(Collected data)
»»

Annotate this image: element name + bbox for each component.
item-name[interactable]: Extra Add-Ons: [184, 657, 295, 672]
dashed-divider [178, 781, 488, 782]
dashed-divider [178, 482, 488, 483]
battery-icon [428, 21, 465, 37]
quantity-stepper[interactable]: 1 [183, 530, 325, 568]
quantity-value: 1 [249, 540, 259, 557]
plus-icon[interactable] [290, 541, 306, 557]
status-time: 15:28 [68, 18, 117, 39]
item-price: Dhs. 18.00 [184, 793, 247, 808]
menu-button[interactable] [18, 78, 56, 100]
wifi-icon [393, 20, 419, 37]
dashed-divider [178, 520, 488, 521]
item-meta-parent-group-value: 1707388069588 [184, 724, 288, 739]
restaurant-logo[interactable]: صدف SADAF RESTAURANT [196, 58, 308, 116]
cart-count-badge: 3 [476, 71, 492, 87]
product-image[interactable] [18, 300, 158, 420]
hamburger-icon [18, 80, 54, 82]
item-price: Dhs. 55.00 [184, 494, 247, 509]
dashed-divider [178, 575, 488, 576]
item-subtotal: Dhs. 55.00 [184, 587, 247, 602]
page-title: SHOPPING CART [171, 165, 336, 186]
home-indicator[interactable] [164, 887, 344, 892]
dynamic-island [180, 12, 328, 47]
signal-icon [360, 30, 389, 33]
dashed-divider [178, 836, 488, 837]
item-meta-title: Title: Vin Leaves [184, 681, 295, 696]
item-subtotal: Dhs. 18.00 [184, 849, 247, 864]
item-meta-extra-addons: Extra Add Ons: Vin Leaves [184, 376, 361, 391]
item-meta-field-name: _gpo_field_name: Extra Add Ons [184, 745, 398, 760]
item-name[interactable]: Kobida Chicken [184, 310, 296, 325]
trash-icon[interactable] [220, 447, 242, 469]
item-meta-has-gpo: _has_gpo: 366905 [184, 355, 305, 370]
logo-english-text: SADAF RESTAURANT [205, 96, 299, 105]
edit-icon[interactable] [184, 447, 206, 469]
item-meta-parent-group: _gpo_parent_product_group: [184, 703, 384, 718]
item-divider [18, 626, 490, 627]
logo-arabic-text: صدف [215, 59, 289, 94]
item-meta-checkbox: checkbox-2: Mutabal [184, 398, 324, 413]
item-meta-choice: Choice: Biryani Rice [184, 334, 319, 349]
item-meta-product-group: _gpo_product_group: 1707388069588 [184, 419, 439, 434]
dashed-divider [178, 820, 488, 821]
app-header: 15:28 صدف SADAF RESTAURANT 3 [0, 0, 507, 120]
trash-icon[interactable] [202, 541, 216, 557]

««

— Challenge —
Format the lines of the items above as a JSON list of strings, with one string per line and no blank lines.

— Reply —
[
  "Annotate this image: element name + bbox for each component.",
  "item-name[interactable]: Extra Add-Ons: [184, 657, 295, 672]",
  "dashed-divider [178, 781, 488, 782]",
  "dashed-divider [178, 482, 488, 483]",
  "battery-icon [428, 21, 465, 37]",
  "quantity-stepper[interactable]: 1 [183, 530, 325, 568]",
  "quantity-value: 1 [249, 540, 259, 557]",
  "plus-icon[interactable] [290, 541, 306, 557]",
  "status-time: 15:28 [68, 18, 117, 39]",
  "item-price: Dhs. 18.00 [184, 793, 247, 808]",
  "menu-button[interactable] [18, 78, 56, 100]",
  "wifi-icon [393, 20, 419, 37]",
  "dashed-divider [178, 520, 488, 521]",
  "item-meta-parent-group-value: 1707388069588 [184, 724, 288, 739]",
  "restaurant-logo[interactable]: صدف SADAF RESTAURANT [196, 58, 308, 116]",
  "cart-count-badge: 3 [476, 71, 492, 87]",
  "product-image[interactable] [18, 300, 158, 420]",
  "hamburger-icon [18, 80, 54, 82]",
  "item-price: Dhs. 55.00 [184, 494, 247, 509]",
  "dashed-divider [178, 575, 488, 576]",
  "item-subtotal: Dhs. 55.00 [184, 587, 247, 602]",
  "page-title: SHOPPING CART [171, 165, 336, 186]",
  "home-indicator[interactable] [164, 887, 344, 892]",
  "dynamic-island [180, 12, 328, 47]",
  "signal-icon [360, 30, 389, 33]",
  "dashed-divider [178, 836, 488, 837]",
  "item-meta-title: Title: Vin Leaves [184, 681, 295, 696]",
  "item-subtotal: Dhs. 18.00 [184, 849, 247, 864]",
  "item-meta-extra-addons: Extra Add Ons: Vin Leaves [184, 376, 361, 391]",
  "item-meta-field-name: _gpo_field_name: Extra Add Ons [184, 745, 398, 760]",
  "item-name[interactable]: Kobida Chicken [184, 310, 296, 325]",
  "trash-icon[interactable] [220, 447, 242, 469]",
  "item-meta-has-gpo: _has_gpo: 366905 [184, 355, 305, 370]",
  "logo-english-text: SADAF RESTAURANT [205, 96, 299, 105]",
  "edit-icon[interactable] [184, 447, 206, 469]",
  "item-meta-parent-group: _gpo_parent_product_group: [184, 703, 384, 718]",
  "item-divider [18, 626, 490, 627]",
  "logo-arabic-text: صدف [215, 59, 289, 94]",
  "item-meta-checkbox: checkbox-2: Mutabal [184, 398, 324, 413]",
  "item-meta-choice: Choice: Biryani Rice [184, 334, 319, 349]",
  "item-meta-product-group: _gpo_product_group: 1707388069588 [184, 419, 439, 434]",
  "dashed-divider [178, 820, 488, 821]",
  "app-header: 15:28 صدف SADAF RESTAURANT 3 [0, 0, 507, 120]",
  "trash-icon[interactable] [202, 541, 216, 557]"
]